→ Work instructions
Set down, in full, every record in the block.

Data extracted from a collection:
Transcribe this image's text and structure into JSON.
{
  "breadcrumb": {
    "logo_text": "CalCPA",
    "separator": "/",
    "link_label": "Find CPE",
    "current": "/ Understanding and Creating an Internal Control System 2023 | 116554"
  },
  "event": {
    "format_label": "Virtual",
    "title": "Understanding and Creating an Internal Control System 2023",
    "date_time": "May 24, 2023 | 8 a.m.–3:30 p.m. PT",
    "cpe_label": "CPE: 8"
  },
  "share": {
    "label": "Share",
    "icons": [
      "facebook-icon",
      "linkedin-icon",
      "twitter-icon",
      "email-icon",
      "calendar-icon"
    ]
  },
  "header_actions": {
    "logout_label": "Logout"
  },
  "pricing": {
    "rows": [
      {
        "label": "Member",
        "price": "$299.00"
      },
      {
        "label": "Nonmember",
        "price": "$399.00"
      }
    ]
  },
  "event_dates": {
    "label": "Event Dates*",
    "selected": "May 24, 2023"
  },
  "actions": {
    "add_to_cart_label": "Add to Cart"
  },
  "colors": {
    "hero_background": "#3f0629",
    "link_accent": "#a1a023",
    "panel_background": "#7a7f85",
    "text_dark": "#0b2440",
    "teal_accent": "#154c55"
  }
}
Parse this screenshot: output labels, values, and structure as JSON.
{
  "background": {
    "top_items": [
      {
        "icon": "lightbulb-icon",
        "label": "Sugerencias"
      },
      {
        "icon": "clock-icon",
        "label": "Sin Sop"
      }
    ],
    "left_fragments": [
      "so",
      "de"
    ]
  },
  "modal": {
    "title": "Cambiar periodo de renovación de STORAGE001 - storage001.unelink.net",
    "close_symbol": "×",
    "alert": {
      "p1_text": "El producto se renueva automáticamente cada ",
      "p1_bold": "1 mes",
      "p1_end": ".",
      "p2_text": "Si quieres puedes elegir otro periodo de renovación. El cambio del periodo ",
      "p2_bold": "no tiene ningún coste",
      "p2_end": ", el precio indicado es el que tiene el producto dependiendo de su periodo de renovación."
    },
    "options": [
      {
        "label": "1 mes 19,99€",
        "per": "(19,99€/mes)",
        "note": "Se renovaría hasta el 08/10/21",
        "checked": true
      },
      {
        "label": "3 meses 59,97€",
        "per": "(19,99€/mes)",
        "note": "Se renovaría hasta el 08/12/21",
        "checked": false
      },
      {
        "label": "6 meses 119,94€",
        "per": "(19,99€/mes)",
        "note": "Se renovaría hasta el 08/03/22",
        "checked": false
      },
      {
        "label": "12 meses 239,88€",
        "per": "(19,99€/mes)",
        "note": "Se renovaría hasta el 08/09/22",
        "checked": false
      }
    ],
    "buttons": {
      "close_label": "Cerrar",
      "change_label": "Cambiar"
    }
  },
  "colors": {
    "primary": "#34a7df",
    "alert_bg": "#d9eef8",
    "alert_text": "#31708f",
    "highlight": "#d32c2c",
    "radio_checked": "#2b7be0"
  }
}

→ Exercise output
Transcribe this image's text and structure into JSON.
{
  "breadcrumb": {
    "logo_text": "CalCPA",
    "separator": "/",
    "link_label": "Find CPE",
    "current": "/ Understanding and Creating an Internal Control System 2023 | 116554"
  },
  "event": {
    "format_label": "Virtual",
    "title": "Understanding and Creating an Internal Control System 2023",
    "date_time": "May 24, 2023 | 8 a.m.–3:30 p.m. PT",
    "cpe_label": "CPE: 8"
  },
  "share": {
    "label": "Share",
    "icons": [
      "facebook-icon",
      "linkedin-icon",
      "twitter-icon",
      "email-icon",
      "calendar-icon"
    ]
  },
  "header_actions": {
    "logout_label": "Logout"
  },
  "pricing": {
    "rows": [
      {
        "label": "Member",
        "price": "$299.00"
      },
      {
        "label": "Nonmember",
        "price": "$399.00"
      }
    ]
  },
  "event_dates": {
    "label": "Event Dates*",
    "selected": "May 24, 2023"
  },
  "actions": {
    "add_to_cart_label": "Add to Cart"
  },
  "colors": {
    "hero_background": "#3f0629",
    "link_accent": "#a1a023",
    "panel_background": "#7a7f85",
    "text_dark": "#0b2440",
    "teal_accent": "#154c55"
  }
}
Parse this screenshot: output labels, values, and structure as JSON.
{
  "background": {
    "top_items": [
      {
        "icon": "lightbulb-icon",
        "label": "Sugerencias"
      },
      {
        "icon": "clock-icon",
        "label": "Sin Sop"
      }
    ],
    "left_fragments": [
      "so",
      "de"
    ]
  },
  "modal": {
    "title": "Cambiar periodo de renovación de STORAGE001 - storage001.unelink.net",
    "close_symbol": "×",
    "alert": {
      "p1_text": "El producto se renueva automáticamente cada ",
      "p1_bold": "1 mes",
      "p1_end": ".",
      "p2_text": "Si quieres puedes elegir otro periodo de renovación. El cambio del periodo ",
      "p2_bold": "no tiene ningún coste",
      "p2_end": ", el precio indicado es el que tiene el producto dependiendo de su periodo de renovación."
    },
    "options": [
      {
        "label": "1 mes 19,99€",
        "per": "(19,99€/mes)",
        "note": "Se renovaría hasta el 08/10/21",
        "checked": true
      },
      {
        "label": "3 meses 59,97€",
        "per": "(19,99€/mes)",
        "note": "Se renovaría hasta el 08/12/21",
        "checked": false
      },
      {
        "label": "6 meses 119,94€",
        "per": "(19,99€/mes)",
        "note": "Se renovaría hasta el 08/03/22",
        "checked": false
      },
      {
        "label": "12 meses 239,88€",
        "per": "(19,99€/mes)",
        "note": "Se renovaría hasta el 08/09/22",
        "checked": false
      }
    ],
    "buttons": {
      "close_label": "Cerrar",
      "change_label": "Cambiar"
    }
  },
  "colors": {
    "primary": "#34a7df",
    "alert_bg": "#d9eef8",
    "alert_text": "#31708f",
    "highlight": "#d32c2c",
    "radio_checked": "#2b7be0"
  }
}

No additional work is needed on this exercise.